— Start of Selected excerpt —
U.S. District Judge Jeffrey White's decision to sentence San Francisco Chronicle reporters Lance Williams and Mark Fainaru-Wada to 18 months in prison is, predictably, generating a lot of noise from newspaper editorial boards. The San Francisco Chronicle, obviously, is calling for a federal shield law and denouncing White's decision.

The Oregonian calls the decision an act in the "criminalizing of investigative journalism." "…As has become distressingly common in investigations and lawsuits around the country, the journalists are facing jail time for doing their jobs," wrote the Washington Post's editorial board on Friday, also heeding the call for a federal shield law for journalists. Duke University law professor Erwin Chemerinsky argued along the same lines for a federal law in the Orlando Sentinel: "Putting these reporters in jail serves no purpose other than to chill investigative reporting that informs the public about important social and political issues."

Those calls for a federal shield law come as the Senate recently decided to postpone consideration of such a measure following Deputy Attorney General Paul J. McNulty's testimony before the Senate Judiciary Committee, during which he strongly opposed the adoption of such a law. "In imposing a burden of proof on the government, it places a thumb on the scale in favor of the reporter's privilege and tips the balance against executive branch judgments about the nature and scope of damage or potential damage to our nation's security," he said. (You can read his prepared statement here.)
— End of Selected excerpt —
— Start of Dataset —
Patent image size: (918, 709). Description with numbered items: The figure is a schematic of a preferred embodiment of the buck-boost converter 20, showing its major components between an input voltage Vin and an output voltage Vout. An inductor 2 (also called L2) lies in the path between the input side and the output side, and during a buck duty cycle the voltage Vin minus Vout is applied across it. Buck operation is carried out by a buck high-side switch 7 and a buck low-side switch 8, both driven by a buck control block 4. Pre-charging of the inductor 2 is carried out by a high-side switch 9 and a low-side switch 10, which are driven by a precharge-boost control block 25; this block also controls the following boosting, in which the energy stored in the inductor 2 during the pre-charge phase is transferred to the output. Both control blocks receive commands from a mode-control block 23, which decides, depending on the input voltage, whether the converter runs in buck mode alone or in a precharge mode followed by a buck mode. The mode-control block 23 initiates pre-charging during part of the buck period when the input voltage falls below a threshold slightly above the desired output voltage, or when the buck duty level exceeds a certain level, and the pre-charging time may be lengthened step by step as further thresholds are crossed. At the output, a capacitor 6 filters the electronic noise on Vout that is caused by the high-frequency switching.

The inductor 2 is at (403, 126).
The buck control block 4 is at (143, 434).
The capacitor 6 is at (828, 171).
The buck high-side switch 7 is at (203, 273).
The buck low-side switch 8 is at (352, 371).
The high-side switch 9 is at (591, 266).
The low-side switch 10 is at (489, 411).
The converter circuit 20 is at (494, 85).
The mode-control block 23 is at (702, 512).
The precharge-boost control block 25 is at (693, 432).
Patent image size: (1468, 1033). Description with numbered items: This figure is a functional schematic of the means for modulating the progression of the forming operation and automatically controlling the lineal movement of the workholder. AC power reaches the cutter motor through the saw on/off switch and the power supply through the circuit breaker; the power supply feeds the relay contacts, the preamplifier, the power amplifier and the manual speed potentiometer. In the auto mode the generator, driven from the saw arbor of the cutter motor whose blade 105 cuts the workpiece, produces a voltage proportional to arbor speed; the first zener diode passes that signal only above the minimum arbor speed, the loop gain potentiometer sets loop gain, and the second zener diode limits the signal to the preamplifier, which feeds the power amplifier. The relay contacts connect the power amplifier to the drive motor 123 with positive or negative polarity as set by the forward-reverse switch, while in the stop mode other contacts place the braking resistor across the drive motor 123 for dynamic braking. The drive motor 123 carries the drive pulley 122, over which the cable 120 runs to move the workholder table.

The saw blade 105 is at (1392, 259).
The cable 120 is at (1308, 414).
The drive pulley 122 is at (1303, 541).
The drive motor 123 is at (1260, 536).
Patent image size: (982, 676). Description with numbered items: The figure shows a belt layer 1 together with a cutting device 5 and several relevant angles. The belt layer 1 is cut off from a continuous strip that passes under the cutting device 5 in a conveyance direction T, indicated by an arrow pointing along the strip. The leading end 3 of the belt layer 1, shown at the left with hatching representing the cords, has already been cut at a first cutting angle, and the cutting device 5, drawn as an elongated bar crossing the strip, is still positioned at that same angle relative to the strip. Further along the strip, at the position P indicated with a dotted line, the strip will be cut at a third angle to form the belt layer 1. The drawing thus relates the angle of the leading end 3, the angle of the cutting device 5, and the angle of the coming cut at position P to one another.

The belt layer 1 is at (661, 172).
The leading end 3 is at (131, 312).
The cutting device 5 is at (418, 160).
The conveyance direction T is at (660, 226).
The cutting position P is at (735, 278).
— End of Dataset —
> [Written request]: In the excerpt on the reporters' prison sentence, turn the paragraph beginning "The Oregonian calls the decision" into a short bulleted list that keeps its main facts.

> [Correct result]:
- The Oregonian calls the decision an act in the "criminalizing of investigative journalism."
- On Friday, the Washington Post's editorial board wrote that the journalists face jail time for doing their jobs, which it called distressingly common in investigations and lawsuits nationwide. It also backed a federal shield law for journalists.
- In the Orlando Sentinel, Duke University law professor Erwin Chemerinsky argued for a federal law. He said jailing the reporters serves only to chill investigative reporting on important social and political issues.